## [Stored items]
<<<<

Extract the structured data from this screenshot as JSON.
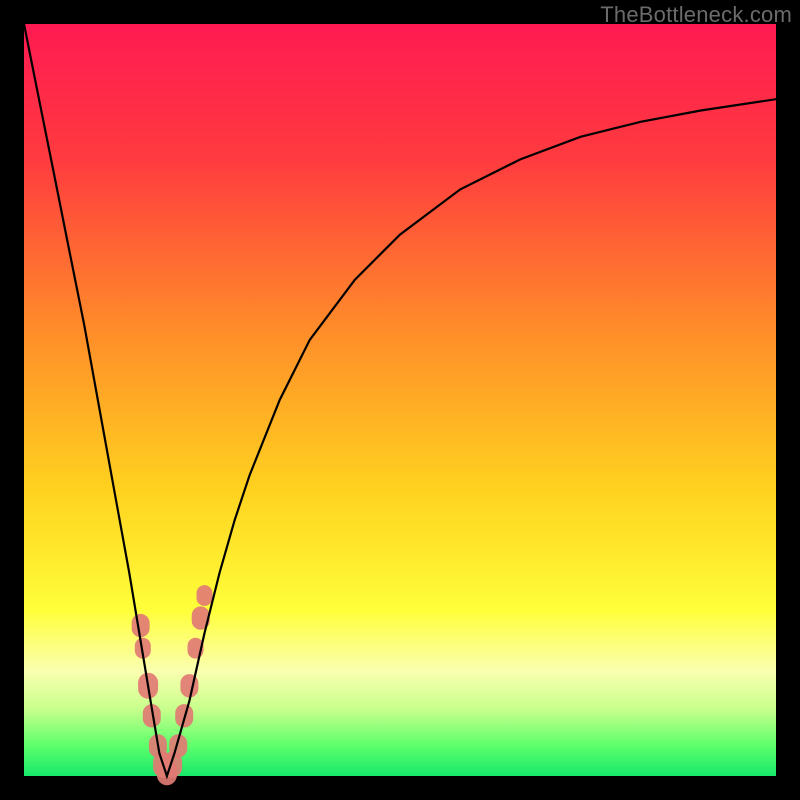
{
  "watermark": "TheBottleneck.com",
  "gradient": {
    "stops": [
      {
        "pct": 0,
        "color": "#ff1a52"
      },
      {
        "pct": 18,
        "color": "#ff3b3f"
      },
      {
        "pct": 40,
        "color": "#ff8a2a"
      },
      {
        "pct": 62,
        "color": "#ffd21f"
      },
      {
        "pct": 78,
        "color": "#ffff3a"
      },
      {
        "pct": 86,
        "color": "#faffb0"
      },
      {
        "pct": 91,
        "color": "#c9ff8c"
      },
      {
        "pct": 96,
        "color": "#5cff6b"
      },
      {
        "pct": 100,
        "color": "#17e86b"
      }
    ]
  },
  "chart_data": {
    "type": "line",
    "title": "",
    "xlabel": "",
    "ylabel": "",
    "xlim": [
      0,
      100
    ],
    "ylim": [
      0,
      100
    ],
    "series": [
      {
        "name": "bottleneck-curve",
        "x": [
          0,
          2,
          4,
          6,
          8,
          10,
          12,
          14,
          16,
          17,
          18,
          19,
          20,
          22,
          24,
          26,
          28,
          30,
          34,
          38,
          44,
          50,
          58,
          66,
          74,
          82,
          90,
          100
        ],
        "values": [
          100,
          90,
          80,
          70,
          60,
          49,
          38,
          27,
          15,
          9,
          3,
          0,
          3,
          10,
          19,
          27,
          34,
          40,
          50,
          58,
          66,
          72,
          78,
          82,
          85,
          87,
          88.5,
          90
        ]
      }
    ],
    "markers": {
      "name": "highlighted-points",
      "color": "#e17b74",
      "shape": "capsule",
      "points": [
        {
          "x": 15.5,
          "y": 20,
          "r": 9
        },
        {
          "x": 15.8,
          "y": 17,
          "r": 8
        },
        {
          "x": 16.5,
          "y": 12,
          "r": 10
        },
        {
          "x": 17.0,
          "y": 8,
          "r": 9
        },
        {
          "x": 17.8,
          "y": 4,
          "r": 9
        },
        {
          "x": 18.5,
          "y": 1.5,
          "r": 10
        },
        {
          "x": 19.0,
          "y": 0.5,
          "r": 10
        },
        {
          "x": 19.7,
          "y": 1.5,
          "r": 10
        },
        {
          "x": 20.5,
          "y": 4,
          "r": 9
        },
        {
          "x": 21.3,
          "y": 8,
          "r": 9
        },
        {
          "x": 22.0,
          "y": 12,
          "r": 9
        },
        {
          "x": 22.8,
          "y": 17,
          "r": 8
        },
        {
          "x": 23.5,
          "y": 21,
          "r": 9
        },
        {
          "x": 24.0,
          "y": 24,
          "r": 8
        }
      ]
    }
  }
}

>>>>
<<<<

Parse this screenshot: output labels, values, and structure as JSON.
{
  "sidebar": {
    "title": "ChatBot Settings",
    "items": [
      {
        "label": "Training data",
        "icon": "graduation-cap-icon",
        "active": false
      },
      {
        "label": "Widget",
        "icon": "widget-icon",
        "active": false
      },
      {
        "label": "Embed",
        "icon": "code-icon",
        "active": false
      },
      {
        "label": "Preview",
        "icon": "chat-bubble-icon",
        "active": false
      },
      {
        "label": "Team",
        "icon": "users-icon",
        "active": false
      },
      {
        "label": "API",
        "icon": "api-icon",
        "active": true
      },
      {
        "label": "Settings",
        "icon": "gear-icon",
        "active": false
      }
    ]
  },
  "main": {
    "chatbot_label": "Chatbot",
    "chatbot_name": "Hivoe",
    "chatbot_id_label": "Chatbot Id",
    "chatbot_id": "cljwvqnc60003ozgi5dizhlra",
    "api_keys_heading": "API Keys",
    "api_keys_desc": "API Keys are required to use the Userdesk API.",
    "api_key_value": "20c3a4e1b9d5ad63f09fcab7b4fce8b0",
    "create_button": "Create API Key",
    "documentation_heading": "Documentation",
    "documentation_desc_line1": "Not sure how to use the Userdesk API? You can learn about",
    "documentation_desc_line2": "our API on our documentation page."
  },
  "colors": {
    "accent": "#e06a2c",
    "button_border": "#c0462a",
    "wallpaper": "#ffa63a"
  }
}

>>>>
<<<<

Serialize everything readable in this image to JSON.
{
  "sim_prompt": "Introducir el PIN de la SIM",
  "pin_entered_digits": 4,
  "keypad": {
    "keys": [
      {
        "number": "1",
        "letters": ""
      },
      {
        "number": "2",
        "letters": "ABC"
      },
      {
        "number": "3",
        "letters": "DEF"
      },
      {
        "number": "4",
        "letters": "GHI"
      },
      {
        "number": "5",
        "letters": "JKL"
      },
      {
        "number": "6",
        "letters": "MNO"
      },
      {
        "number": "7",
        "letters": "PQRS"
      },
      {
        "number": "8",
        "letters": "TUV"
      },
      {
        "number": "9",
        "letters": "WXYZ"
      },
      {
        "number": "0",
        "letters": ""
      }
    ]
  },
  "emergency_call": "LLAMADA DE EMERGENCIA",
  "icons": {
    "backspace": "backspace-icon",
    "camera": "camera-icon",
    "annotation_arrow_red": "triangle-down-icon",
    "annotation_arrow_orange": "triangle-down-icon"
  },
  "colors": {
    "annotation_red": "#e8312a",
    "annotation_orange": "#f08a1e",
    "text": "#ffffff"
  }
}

>>>>

## [GOAL]
In the entries above, find each line with the word "Settings" and show it.

## [FULL SOLUTION]
    "title": "ChatBot Settings",
        "label": "Settings",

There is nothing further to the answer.